■ Trecho do texto:
A Nação Que Não Esperou Por Deus | O fim anunciado de um mundo


Tudo começou em 1999, quando Lúcia Murat escreveu, produziu e dirigiu o filme Brava Gente Brasileira, que retrata a conturbada relação entre portugueses e índios no século XVIII, justamente a tribo dos Cadiueus (há outros nomes, como Kadiweu, Kadivéus e por aí vai a valsa). Agora, em A Nação que Não Esperou por Deus, a mesma diretora retoma uma jornada de redescoberta de um povo que quinze anos depois de “descobrir” a eletricidade, as novelas e a religião dos brancos, agora corre o risco de perder o último de seus resquícios palpáveis em sua sociedade: a terra.

Essa tribo ficou conhecida em nossa história por ser guerreira e hábeis montadores de cavalos. Foram aliados na guerra do Brasil contra o Paraguai, e por isso mesmo tiveram suas terras oficialmente reconhecidas pela União. Curioso se torna quando descobrimos que na vida real, os Cadiueus sofrem forte assédio dos fazendeiros por suas terras, isso sem contar a parte delas onde a gente branca já se apossou, que exigiu da tribo movimentos conhecidos como “retomada”: o repovoamento de suas terras originais.

■ Trecho dos dados:
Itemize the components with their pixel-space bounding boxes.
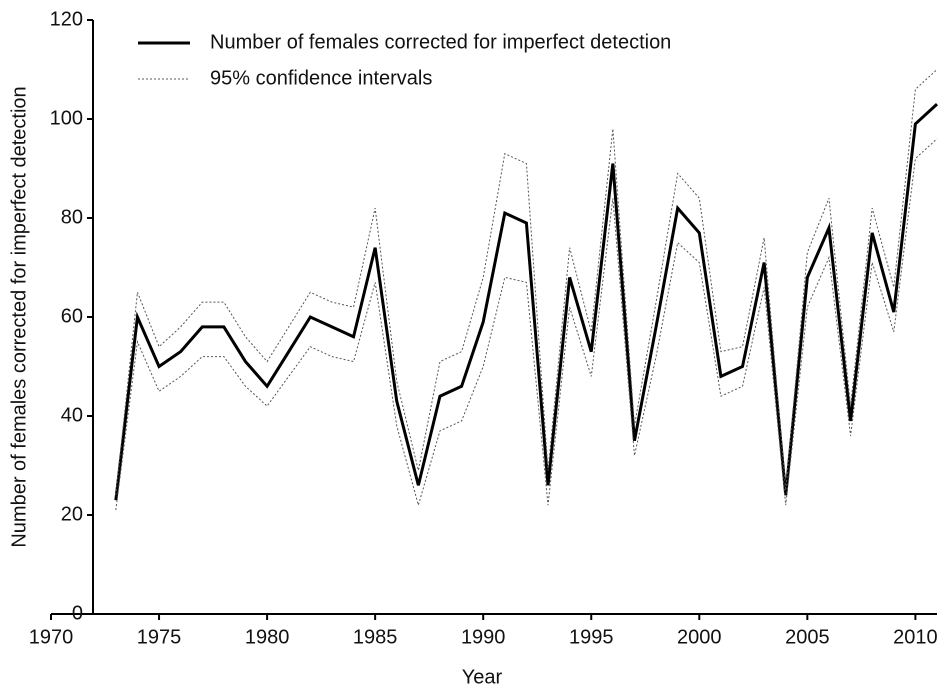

■ Tarefas a fazer:
1. Liste todos os nomes da tribo que aparecem no texto sobre o filme dos Cadiueus.
2. Segundo o texto sobre o filme dos Cadiueus, por que a União reconheceu oficialmente as terras da tribo?
3. Escreva a continuação do texto sobre o filme dos Cadiueus, começando depois da última frase.
Os dados não são usados em nada aqui.

■ Respostas dos exercícios:
1. Cadiueus, Kadiweu, Kadivéus

2. Porque os Cadiueus foram aliados do Brasil na guerra contra o Paraguai.

3.
Iniciando com a explicação do título, uma lenda aparentemente adaptada depois da descoberta pelos índios de outros povos onde eles, os Cadiueus, resolveram não esperar pelas ferramentas que deus iria distribuir entre os povos, preferindo herdar as terras que tudo lhe dão, tudo isso se torna irônico nos dias de hoje, com os índios se convertendo à religião evangélica. E é a religião a que mais escancara essa realidade mista em que eles vivem. O seu culto é adaptado, com construções em português suportando frases nativas. As etnias estão misturadas, e seus filhos, brancos e falantes do idioma nativo, apesar de mal vistos, representam com perfeição a evolução da tribo desde sua representante mais antiga. Esta ganha uma curta sequência: uma senhora de olhar profundo e reflexivo, um tanto melancólico, vestindo um gorro onde se lê “Brasil”, sendo levada por um representante urbanoide através de plantas que se mesclam com o cimento de um jardim por dentro de uma pequena porta escura. E mesmo curta, essa parece ser a imagem que melhor representa todas as contradições integradas em um povo que luta por seus direitos por uma cultura que obviamente nunca mais será a mesma.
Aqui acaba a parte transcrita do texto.